Directive ▸
Copy the listing below line for line without any changes, and leave out the pictures.

Provided material ▸
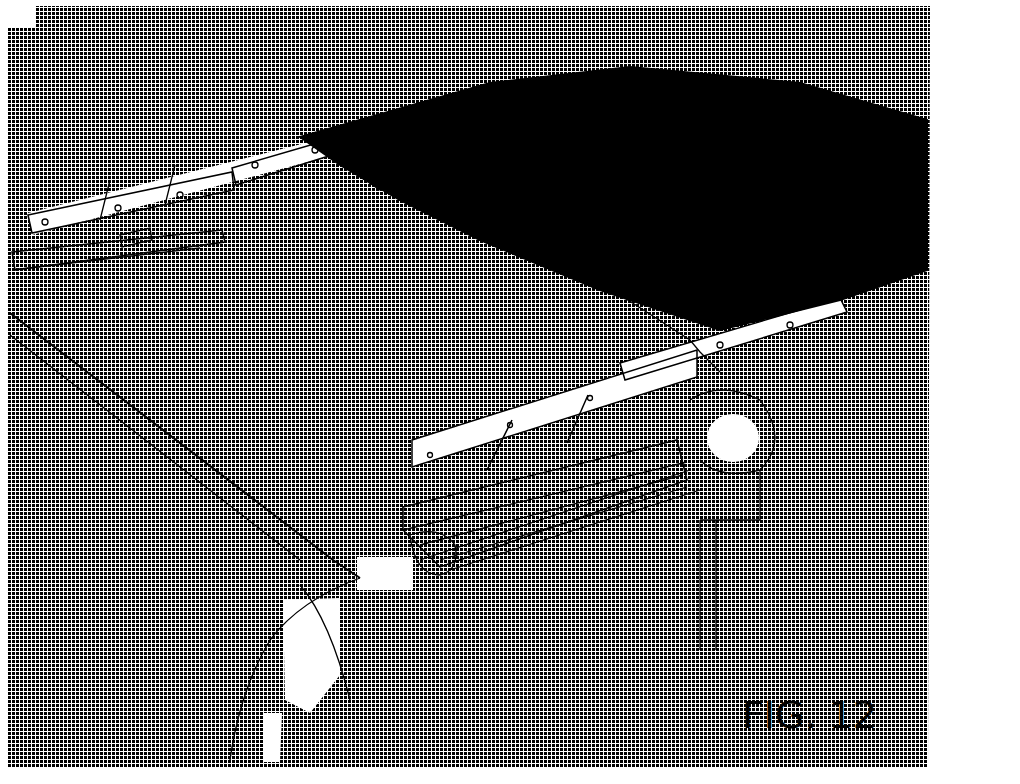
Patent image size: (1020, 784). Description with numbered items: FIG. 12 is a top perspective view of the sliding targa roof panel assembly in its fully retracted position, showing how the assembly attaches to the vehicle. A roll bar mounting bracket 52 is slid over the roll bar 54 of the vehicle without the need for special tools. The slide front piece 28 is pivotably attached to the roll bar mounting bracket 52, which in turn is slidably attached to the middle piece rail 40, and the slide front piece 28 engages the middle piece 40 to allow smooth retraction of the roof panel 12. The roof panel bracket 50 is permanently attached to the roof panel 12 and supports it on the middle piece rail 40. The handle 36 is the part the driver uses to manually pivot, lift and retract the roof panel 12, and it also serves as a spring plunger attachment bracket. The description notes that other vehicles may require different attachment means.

The roof panel 12 is at (350, 120).
The slide front piece 28 is at (147, 173).
The handle 36 is at (390, 140).
The middle piece rail 40 is at (270, 163).
The roof panel bracket 50 is at (493, 97).
The roll bar mounting bracket 52 is at (37, 247).
The roll bar 54 is at (140, 235).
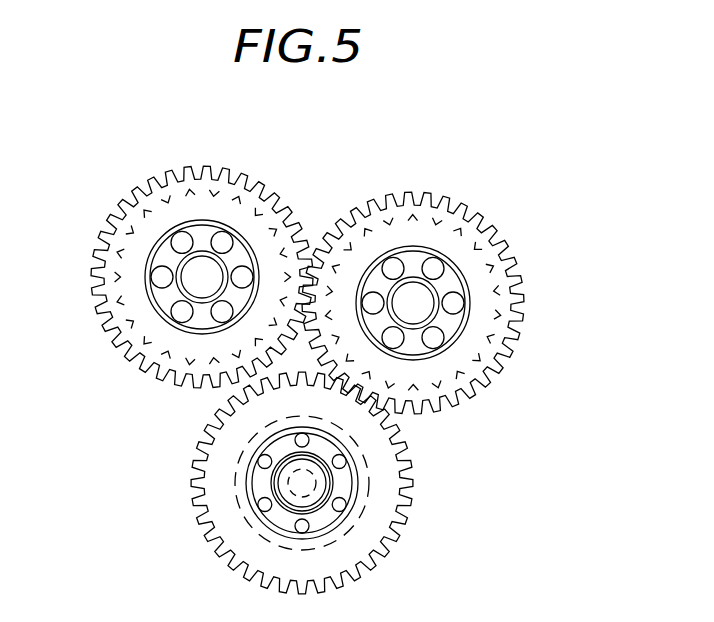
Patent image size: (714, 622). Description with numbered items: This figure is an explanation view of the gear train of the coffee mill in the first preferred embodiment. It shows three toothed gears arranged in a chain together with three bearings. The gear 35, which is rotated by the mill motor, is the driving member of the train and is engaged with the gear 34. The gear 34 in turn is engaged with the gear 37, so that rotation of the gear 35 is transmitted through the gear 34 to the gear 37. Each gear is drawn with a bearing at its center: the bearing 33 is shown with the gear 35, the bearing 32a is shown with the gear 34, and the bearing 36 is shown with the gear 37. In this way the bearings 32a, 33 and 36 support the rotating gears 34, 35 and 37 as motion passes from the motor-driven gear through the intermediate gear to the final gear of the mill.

The gear 37 is at (112, 240).
The bearing 36 is at (223, 241).
The gear 34 is at (517, 328).
The bearing 32a is at (430, 272).
The gear 35 is at (364, 548).
The bearing 33 is at (342, 463).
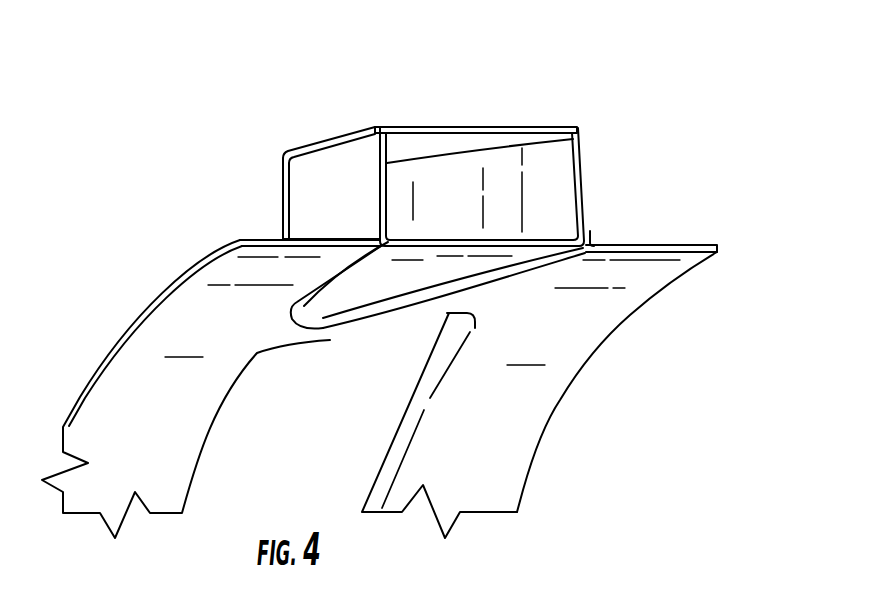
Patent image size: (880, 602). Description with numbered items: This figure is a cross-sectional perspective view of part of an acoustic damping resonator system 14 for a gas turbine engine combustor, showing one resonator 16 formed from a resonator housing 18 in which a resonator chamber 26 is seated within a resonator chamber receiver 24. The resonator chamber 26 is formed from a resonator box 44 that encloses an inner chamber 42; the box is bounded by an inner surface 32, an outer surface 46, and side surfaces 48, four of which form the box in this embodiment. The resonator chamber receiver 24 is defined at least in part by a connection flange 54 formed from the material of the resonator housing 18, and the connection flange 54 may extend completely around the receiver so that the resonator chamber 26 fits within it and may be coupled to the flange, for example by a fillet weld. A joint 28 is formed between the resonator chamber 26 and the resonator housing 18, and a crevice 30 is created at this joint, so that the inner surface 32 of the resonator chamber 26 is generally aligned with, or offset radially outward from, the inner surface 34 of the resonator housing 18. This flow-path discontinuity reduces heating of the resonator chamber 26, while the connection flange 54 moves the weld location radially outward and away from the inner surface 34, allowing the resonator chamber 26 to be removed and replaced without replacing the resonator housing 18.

The acoustic damping resonator system 14 is at (650, 76).
The resonator 16 is at (513, 125).
The resonator housing 18 is at (673, 248).
The resonator chamber receiver 24 is at (503, 277).
The resonator chamber 26 is at (587, 137).
The joint 28 is at (587, 230).
The crevice 30 is at (290, 316).
The inner surface of the resonator chamber 32 is at (385, 294).
The inner surface of the resonator housing 34 is at (241, 317).
The inner chamber 42 is at (468, 200).
The resonator box 44 is at (447, 130).
The outer surface 46 is at (478, 128).
The side surface 48 is at (285, 173).
The connection flange 54 is at (358, 232).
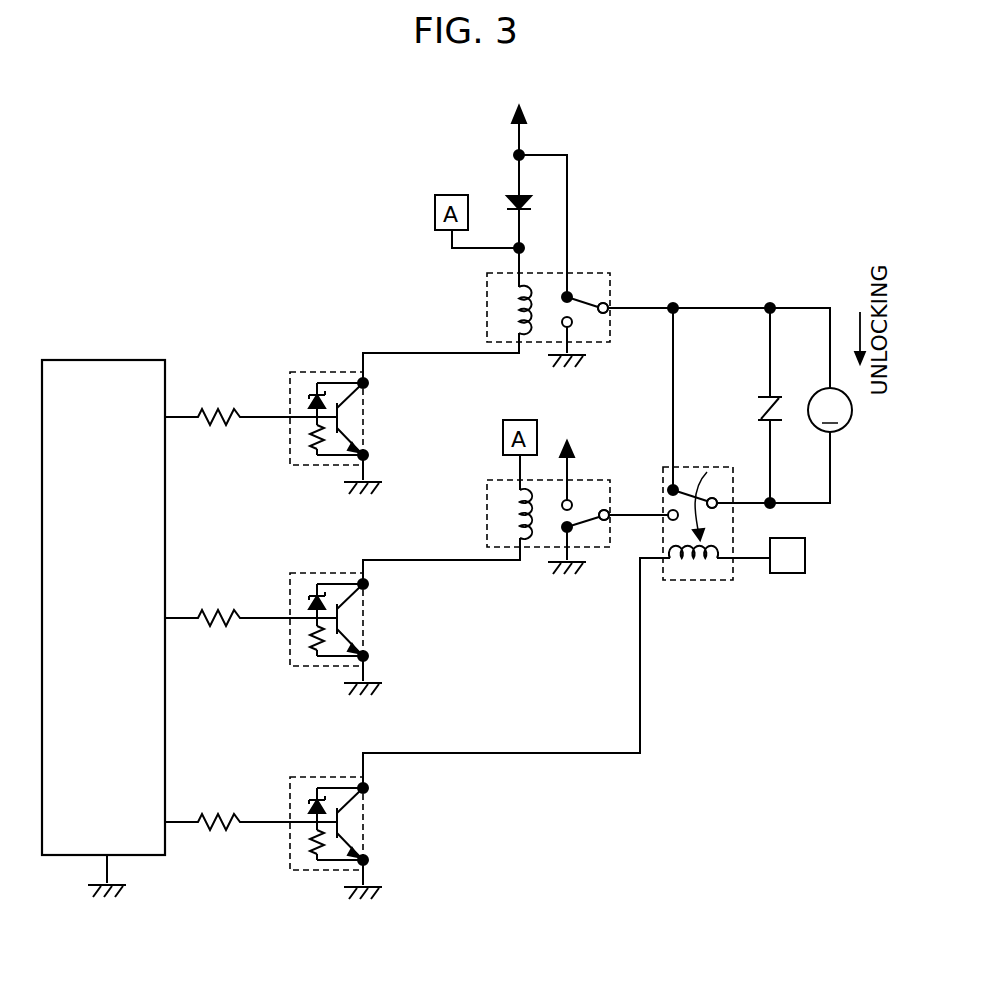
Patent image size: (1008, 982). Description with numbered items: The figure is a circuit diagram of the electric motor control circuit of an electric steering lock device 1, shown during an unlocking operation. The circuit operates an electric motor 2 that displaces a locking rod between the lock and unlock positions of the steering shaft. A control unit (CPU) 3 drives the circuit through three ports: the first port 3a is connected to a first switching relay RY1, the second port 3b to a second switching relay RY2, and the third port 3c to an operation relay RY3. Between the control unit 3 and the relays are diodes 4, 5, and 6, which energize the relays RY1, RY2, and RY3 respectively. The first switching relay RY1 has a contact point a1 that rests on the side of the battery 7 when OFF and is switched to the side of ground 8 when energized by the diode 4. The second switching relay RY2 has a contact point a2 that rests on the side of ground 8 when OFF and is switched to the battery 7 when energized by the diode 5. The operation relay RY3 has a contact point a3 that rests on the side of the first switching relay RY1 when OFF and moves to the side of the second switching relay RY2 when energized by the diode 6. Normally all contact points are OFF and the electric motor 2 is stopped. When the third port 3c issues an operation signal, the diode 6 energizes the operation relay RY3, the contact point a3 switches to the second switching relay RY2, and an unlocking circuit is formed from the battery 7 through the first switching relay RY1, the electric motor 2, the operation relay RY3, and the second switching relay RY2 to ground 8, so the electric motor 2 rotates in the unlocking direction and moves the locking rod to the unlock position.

The electric steering lock device 1 is at (710, 212).
The electric motor 2 is at (852, 418).
The control unit (CPU) 3 is at (108, 358).
The first port (PORT1) 3a is at (170, 416).
The second port (PORT2) 3b is at (170, 617).
The third port (PORT3) 3c is at (170, 821).
The diode 4 is at (306, 372).
The diode 5 is at (306, 575).
The diode 6 is at (307, 777).
The battery 7 is at (510, 113).
The ground 8 is at (580, 360).
The contact point a1 is at (590, 305).
The contact point a2 is at (590, 528).
The contact point a3 is at (697, 500).
The first switching relay RY1 is at (497, 302).
The second switching relay RY2 is at (497, 526).
The operation relay RY3 is at (710, 573).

Worked solution ▸
Patent image size: (1020, 784). Description with numbered items: FIG. 12 is a top perspective view of the sliding targa roof panel assembly in its fully retracted position, showing how the assembly attaches to the vehicle. A roll bar mounting bracket 52 is slid over the roll bar 54 of the vehicle without the need for special tools. The slide front piece 28 is pivotably attached to the roll bar mounting bracket 52, which in turn is slidably attached to the middle piece rail 40, and the slide front piece 28 engages the middle piece 40 to allow smooth retraction of the roof panel 12. The roof panel bracket 50 is permanently attached to the roof panel 12 and supports it on the middle piece rail 40. The handle 36 is the part the driver uses to manually pivot, lift and retract the roof panel 12, and it also serves as a spring plunger attachment bracket. The description notes that other vehicles may require different attachment means.

The roof panel 12 is at (350, 120).
The slide front piece 28 is at (147, 173).
The handle 36 is at (390, 140).
The middle piece rail 40 is at (270, 163).
The roof panel bracket 50 is at (493, 97).
The roll bar mounting bracket 52 is at (37, 247).
The roll bar 54 is at (140, 235).
Patent image size: (714, 622). Description with numbered items: This figure is an explanation view of the gear train of the coffee mill in the first preferred embodiment. It shows three toothed gears arranged in a chain together with three bearings. The gear 35, which is rotated by the mill motor, is the driving member of the train and is engaged with the gear 34. The gear 34 in turn is engaged with the gear 37, so that rotation of the gear 35 is transmitted through the gear 34 to the gear 37. Each gear is drawn with a bearing at its center: the bearing 33 is shown with the gear 35, the bearing 32a is shown with the gear 34, and the bearing 36 is shown with the gear 37. In this way the bearings 32a, 33 and 36 support the rotating gears 34, 35 and 37 as motion passes from the motor-driven gear through the intermediate gear to the final gear of the mill.

The gear 37 is at (112, 240).
The bearing 36 is at (223, 241).
The gear 34 is at (517, 328).
The bearing 32a is at (430, 272).
The gear 35 is at (364, 548).
The bearing 33 is at (342, 463).
Patent image size: (880, 602). Description with numbered items: This figure is a cross-sectional perspective view of part of an acoustic damping resonator system 14 for a gas turbine engine combustor, showing one resonator 16 formed from a resonator housing 18 in which a resonator chamber 26 is seated within a resonator chamber receiver 24. The resonator chamber 26 is formed from a resonator box 44 that encloses an inner chamber 42; the box is bounded by an inner surface 32, an outer surface 46, and side surfaces 48, four of which form the box in this embodiment. The resonator chamber receiver 24 is defined at least in part by a connection flange 54 formed from the material of the resonator housing 18, and the connection flange 54 may extend completely around the receiver so that the resonator chamber 26 fits within it and may be coupled to the flange, for example by a fillet weld. A joint 28 is formed between the resonator chamber 26 and the resonator housing 18, and a crevice 30 is created at this joint, so that the inner surface 32 of the resonator chamber 26 is generally aligned with, or offset radially outward from, the inner surface 34 of the resonator housing 18. This flow-path discontinuity reduces heating of the resonator chamber 26, while the connection flange 54 moves the weld location radially outward and away from the inner surface 34, allowing the resonator chamber 26 to be removed and replaced without replacing the resonator housing 18.

The acoustic damping resonator system 14 is at (650, 76).
The resonator 16 is at (513, 125).
The resonator housing 18 is at (673, 248).
The resonator chamber receiver 24 is at (503, 277).
The resonator chamber 26 is at (587, 137).
The joint 28 is at (587, 230).
The crevice 30 is at (290, 316).
The inner surface of the resonator chamber 32 is at (385, 294).
The inner surface of the resonator housing 34 is at (241, 317).
The inner chamber 42 is at (468, 200).
The resonator box 44 is at (447, 130).
The outer surface 46 is at (478, 128).
The side surface 48 is at (285, 173).
The connection flange 54 is at (358, 232).
Patent image size: (1008, 982). Description with numbered items: The figure is a circuit diagram of the electric motor control circuit of an electric steering lock device 1, shown during an unlocking operation. The circuit operates an electric motor 2 that displaces a locking rod between the lock and unlock positions of the steering shaft. A control unit (CPU) 3 drives the circuit through three ports: the first port 3a is connected to a first switching relay RY1, the second port 3b to a second switching relay RY2, and the third port 3c to an operation relay RY3. Between the control unit 3 and the relays are diodes 4, 5, and 6, which energize the relays RY1, RY2, and RY3 respectively. The first switching relay RY1 has a contact point a1 that rests on the side of the battery 7 when OFF and is switched to the side of ground 8 when energized by the diode 4. The second switching relay RY2 has a contact point a2 that rests on the side of ground 8 when OFF and is switched to the battery 7 when energized by the diode 5. The operation relay RY3 has a contact point a3 that rests on the side of the first switching relay RY1 when OFF and moves to the side of the second switching relay RY2 when energized by the diode 6. Normally all contact points are OFF and the electric motor 2 is stopped. When the third port 3c issues an operation signal, the diode 6 energizes the operation relay RY3, the contact point a3 switches to the second switching relay RY2, and an unlocking circuit is formed from the battery 7 through the first switching relay RY1, the electric motor 2, the operation relay RY3, and the second switching relay RY2 to ground 8, so the electric motor 2 rotates in the unlocking direction and moves the locking rod to the unlock position.

The electric steering lock device 1 is at (710, 212).
The electric motor 2 is at (852, 418).
The control unit (CPU) 3 is at (108, 358).
The first port (PORT1) 3a is at (170, 416).
The second port (PORT2) 3b is at (170, 617).
The third port (PORT3) 3c is at (170, 821).
The diode 4 is at (306, 372).
The diode 5 is at (306, 575).
The diode 6 is at (307, 777).
The battery 7 is at (510, 113).
The ground 8 is at (580, 360).
The contact point a1 is at (590, 305).
The contact point a2 is at (590, 528).
The contact point a3 is at (697, 500).
The first switching relay RY1 is at (497, 302).
The second switching relay RY2 is at (497, 526).
The operation relay RY3 is at (710, 573).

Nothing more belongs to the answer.